§ Record excerpts

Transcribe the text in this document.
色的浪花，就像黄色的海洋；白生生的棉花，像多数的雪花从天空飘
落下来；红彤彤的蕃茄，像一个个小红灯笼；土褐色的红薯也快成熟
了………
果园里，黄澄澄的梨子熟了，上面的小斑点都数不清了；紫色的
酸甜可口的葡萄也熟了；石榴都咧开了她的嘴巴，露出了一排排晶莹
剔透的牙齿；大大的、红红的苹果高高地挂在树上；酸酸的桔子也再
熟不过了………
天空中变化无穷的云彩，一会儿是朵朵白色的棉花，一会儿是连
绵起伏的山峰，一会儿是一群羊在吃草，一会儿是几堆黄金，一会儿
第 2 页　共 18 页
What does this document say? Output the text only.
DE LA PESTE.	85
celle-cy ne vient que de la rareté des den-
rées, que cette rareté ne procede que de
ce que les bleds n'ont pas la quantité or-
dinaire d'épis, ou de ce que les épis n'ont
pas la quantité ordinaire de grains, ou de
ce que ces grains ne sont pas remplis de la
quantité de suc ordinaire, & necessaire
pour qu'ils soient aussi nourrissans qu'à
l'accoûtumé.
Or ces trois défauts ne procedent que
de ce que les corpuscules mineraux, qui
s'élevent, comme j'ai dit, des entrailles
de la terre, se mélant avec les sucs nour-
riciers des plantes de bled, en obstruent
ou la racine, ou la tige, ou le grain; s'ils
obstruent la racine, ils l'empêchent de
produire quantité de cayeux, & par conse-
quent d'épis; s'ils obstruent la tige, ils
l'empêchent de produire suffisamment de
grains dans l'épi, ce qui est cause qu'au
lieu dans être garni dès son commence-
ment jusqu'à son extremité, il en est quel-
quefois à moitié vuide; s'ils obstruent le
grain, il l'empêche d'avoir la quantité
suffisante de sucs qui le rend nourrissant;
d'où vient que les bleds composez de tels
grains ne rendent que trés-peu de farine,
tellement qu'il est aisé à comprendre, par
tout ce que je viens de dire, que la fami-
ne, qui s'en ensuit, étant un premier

§ Aim
Exactly as shown, repeat every record.

§ Answer to this problem
Transcribe the text in this document.
色的浪花，就像黄色的海洋；白生生的棉花，像多数的雪花从天空飘
落下来；红彤彤的蕃茄，像一个个小红灯笼；土褐色的红薯也快成熟
了………
果园里，黄澄澄的梨子熟了，上面的小斑点都数不清了；紫色的
酸甜可口的葡萄也熟了；石榴都咧开了她的嘴巴，露出了一排排晶莹
剔透的牙齿；大大的、红红的苹果高高地挂在树上；酸酸的桔子也再
熟不过了………
天空中变化无穷的云彩，一会儿是朵朵白色的棉花，一会儿是连
绵起伏的山峰，一会儿是一群羊在吃草，一会儿是几堆黄金，一会儿
第 2 页　共 18 页
What does this document say? Output the text only.
DE LA PESTE.	85
celle-cy ne vient que de la rareté des den-
rées, que cette rareté ne procede que de
ce que les bleds n'ont pas la quantité or-
dinaire d'épis, ou de ce que les épis n'ont
pas la quantité ordinaire de grains, ou de
ce que ces grains ne sont pas remplis de la
quantité de suc ordinaire, & necessaire
pour qu'ils soient aussi nourrissans qu'à
l'accoûtumé.
Or ces trois défauts ne procedent que
de ce que les corpuscules mineraux, qui
s'élevent, comme j'ai dit, des entrailles
de la terre, se mélant avec les sucs nour-
riciers des plantes de bled, en obstruent
ou la racine, ou la tige, ou le grain; s'ils
obstruent la racine, ils l'empêchent de
produire quantité de cayeux, & par conse-
quent d'épis; s'ils obstruent la tige, ils
l'empêchent de produire suffisamment de
grains dans l'épi, ce qui est cause qu'au
lieu dans être garni dès son commence-
ment jusqu'à son extremité, il en est quel-
quefois à moitié vuide; s'ils obstruent le
grain, il l'empêche d'avoir la quantité
suffisante de sucs qui le rend nourrissant;
d'où vient que les bleds composez de tels
grains ne rendent que trés-peu de farine,
tellement qu'il est aisé à comprendre, par
tout ce que je viens de dire, que la fami-
ne, qui s'en ensuit, étant un premier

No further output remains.